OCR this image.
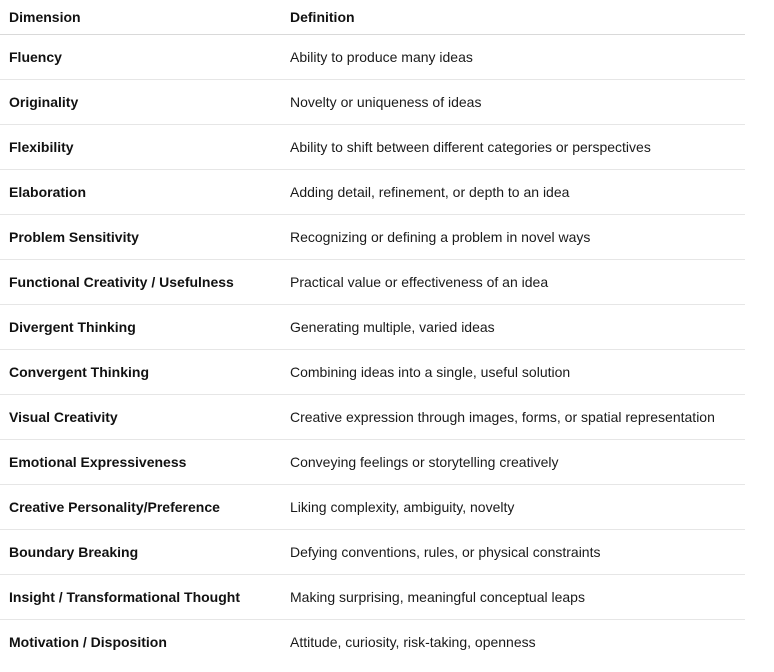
Dimension	Definition
Fluency	Ability to produce many ideas
Originality	Novelty or uniqueness of ideas
Flexibility	Ability to shift between different categories or perspectives
Elaboration	Adding detail, refinement, or depth to an idea
Problem Sensitivity	Recognizing or defining a problem in novel ways
Functional Creativity / Usefulness	Practical value or effectiveness of an idea
Divergent Thinking	Generating multiple, varied ideas
Convergent Thinking	Combining ideas into a single, useful solution
Visual Creativity	Creative expression through images, forms, or spatial representation
Emotional Expressiveness	Conveying feelings or storytelling creatively
Creative Personality/Preference	Liking complexity, ambiguity, novelty
Boundary Breaking	Defying conventions, rules, or physical constraints
Insight / Transformational Thought	Making surprising, meaningful conceptual leaps
Motivation / Disposition	Attitude, curiosity, risk-taking, openness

···

### Problem to work on
Above are the records. Copy every line in them holding "Creativity".

### Output of the task
Functional Creativity / Usefulness	Practical value or effectiveness of an idea
Visual Creativity	Creative expression through images, forms, or spatial representation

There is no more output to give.